== PROVIDED ENTRIES ==

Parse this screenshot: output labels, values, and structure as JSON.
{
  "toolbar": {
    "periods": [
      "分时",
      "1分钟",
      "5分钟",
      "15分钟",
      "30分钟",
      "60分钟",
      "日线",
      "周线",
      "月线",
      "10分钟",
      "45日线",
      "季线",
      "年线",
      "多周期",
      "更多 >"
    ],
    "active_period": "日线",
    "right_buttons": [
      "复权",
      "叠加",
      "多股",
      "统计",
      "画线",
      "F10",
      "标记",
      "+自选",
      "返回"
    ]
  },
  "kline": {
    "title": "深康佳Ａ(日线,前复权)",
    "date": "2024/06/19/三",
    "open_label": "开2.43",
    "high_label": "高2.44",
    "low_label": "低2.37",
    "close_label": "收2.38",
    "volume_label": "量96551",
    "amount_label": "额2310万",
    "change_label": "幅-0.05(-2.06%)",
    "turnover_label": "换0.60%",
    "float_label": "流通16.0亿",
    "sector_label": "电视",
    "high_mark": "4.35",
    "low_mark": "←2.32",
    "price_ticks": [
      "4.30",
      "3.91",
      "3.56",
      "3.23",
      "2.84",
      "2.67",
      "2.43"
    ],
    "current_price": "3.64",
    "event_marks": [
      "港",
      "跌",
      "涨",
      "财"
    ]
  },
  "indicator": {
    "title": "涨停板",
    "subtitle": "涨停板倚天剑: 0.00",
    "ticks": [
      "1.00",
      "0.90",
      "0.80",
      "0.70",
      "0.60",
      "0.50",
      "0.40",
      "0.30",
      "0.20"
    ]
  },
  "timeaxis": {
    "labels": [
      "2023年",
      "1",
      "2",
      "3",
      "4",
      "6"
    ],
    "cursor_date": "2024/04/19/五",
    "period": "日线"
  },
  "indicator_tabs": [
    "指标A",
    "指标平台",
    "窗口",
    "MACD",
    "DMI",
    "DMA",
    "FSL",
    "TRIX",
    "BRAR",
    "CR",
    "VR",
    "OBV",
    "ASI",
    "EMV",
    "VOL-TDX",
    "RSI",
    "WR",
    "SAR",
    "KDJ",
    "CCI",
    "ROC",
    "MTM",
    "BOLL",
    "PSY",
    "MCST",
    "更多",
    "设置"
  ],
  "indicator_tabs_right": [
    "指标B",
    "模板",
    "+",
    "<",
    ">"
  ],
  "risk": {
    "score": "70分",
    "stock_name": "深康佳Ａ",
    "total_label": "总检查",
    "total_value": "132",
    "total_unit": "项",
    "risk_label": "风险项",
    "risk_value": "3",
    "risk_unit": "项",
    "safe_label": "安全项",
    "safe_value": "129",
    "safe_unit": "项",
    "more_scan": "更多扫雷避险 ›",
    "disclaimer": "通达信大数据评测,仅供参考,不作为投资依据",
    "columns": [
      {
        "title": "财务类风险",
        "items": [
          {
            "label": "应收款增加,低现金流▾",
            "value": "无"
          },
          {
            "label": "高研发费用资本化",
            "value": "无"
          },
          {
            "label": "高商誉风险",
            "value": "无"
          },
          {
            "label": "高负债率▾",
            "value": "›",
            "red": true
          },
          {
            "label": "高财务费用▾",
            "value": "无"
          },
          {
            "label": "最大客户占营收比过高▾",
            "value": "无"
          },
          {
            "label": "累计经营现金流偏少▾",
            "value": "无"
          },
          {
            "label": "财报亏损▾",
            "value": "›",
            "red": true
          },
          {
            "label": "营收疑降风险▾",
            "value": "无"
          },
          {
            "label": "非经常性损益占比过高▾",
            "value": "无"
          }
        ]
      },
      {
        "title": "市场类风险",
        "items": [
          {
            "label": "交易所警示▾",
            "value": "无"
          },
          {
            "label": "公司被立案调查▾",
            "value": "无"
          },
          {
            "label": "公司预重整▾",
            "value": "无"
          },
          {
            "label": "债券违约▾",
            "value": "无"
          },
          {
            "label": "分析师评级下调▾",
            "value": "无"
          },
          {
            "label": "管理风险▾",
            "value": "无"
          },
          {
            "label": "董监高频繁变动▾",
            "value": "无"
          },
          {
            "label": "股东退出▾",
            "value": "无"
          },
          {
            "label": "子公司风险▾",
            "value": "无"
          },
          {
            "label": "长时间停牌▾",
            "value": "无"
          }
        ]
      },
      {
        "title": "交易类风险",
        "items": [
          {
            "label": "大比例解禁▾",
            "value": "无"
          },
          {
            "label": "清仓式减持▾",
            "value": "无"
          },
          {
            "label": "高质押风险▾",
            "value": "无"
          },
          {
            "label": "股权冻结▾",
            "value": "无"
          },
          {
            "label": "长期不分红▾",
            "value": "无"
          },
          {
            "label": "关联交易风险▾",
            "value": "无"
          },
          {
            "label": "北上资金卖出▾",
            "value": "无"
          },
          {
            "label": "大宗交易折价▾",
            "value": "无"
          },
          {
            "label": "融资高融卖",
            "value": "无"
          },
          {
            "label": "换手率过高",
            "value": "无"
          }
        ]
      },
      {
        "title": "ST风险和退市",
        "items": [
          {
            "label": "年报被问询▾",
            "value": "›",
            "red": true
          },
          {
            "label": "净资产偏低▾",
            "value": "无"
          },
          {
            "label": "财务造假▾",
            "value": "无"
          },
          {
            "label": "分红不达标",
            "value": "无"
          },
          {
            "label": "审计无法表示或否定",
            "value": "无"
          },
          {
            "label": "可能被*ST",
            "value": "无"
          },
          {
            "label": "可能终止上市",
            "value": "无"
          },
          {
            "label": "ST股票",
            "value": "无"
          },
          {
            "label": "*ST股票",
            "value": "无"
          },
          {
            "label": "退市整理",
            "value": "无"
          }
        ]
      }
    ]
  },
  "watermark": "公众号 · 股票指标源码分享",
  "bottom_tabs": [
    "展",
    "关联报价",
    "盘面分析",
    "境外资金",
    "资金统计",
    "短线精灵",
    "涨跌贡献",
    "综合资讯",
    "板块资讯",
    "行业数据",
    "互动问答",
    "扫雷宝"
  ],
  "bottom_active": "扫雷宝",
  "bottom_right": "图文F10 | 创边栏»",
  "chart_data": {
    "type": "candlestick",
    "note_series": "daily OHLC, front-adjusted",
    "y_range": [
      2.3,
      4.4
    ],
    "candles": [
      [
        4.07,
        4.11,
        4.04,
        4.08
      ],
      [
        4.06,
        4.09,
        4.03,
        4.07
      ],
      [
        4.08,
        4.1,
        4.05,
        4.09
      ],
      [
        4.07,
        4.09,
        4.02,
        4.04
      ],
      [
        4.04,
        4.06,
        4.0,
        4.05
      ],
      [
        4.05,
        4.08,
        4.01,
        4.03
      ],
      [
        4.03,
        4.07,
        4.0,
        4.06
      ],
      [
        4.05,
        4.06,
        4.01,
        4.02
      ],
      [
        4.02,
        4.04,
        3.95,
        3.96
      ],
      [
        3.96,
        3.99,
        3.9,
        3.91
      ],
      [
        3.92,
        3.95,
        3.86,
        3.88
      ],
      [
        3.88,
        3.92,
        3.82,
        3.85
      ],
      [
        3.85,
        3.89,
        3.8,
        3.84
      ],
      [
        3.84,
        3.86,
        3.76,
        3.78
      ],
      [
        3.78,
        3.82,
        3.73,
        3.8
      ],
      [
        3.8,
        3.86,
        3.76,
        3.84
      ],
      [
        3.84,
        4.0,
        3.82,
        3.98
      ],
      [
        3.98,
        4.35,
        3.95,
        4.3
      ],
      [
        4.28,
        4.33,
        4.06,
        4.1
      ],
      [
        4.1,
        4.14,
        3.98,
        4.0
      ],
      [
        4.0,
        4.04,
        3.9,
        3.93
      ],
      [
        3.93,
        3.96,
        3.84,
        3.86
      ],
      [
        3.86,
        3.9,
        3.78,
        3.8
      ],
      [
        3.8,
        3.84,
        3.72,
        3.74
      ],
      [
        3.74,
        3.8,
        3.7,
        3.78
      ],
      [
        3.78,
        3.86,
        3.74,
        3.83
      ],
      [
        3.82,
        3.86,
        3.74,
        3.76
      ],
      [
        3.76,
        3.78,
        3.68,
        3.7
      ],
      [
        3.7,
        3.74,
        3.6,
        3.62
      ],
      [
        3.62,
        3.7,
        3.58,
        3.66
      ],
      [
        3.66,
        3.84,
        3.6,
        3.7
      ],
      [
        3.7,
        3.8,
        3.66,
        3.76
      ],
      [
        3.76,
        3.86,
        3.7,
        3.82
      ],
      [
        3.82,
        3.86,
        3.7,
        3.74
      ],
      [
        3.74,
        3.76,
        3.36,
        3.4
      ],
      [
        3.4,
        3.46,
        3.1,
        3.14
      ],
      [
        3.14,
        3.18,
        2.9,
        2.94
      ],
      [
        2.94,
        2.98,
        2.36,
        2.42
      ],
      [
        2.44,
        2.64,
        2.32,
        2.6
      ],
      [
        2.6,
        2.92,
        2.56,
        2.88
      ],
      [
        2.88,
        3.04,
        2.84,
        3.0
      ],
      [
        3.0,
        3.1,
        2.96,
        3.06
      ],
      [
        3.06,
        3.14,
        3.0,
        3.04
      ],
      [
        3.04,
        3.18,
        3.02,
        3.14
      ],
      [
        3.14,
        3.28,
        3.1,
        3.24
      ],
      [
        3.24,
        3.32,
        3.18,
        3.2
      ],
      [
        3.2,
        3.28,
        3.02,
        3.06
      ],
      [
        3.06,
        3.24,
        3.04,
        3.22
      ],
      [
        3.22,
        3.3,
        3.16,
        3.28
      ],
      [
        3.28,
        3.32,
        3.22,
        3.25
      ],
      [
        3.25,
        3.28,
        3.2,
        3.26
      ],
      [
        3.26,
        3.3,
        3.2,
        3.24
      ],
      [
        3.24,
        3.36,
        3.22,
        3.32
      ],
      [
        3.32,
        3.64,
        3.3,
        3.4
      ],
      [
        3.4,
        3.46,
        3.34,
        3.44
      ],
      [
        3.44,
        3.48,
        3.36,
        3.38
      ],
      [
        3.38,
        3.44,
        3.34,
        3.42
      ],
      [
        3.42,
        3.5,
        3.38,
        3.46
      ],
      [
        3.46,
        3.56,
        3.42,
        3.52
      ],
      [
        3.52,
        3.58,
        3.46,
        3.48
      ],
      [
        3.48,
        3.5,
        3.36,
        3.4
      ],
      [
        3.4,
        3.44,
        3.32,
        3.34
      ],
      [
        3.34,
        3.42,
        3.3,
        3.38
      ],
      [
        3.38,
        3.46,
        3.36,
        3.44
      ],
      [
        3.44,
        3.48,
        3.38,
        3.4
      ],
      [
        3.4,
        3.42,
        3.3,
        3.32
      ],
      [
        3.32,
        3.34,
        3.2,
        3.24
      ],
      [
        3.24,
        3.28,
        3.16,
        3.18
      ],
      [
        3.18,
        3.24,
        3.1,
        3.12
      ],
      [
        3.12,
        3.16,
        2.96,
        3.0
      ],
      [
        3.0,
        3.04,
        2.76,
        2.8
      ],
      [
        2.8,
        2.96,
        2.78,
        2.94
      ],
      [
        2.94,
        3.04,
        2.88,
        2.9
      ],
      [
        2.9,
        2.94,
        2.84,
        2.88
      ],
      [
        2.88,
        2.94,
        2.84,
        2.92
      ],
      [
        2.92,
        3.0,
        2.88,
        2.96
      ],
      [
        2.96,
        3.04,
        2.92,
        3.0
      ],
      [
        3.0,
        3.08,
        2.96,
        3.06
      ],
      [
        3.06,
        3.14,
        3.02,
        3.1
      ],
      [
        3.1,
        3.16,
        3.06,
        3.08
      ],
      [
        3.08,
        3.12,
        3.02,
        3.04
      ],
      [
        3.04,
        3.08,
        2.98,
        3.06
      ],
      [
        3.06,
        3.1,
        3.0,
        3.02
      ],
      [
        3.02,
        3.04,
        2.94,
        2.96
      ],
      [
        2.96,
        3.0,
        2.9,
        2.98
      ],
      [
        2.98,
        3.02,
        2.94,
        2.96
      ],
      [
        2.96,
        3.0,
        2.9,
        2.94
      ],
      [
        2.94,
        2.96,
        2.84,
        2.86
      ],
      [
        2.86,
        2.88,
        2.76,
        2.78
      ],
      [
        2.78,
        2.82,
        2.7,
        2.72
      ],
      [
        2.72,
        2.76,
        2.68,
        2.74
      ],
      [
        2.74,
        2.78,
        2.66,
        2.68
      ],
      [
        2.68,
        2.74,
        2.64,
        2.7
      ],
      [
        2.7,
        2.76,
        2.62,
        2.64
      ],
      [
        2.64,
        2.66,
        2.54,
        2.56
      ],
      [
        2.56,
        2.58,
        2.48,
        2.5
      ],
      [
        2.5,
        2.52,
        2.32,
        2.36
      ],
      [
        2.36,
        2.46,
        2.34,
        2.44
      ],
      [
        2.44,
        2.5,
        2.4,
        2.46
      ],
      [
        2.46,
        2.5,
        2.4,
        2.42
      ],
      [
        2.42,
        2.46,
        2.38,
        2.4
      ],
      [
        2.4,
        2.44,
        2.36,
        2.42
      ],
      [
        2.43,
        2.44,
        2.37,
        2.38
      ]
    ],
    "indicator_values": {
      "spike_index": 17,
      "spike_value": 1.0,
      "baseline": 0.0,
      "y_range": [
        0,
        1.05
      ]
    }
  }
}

===

▸ **EXERCISE GOAL**: Count every line in the listing above that holds "labels", then report only the count.

▸ **TASK RESULT**: 2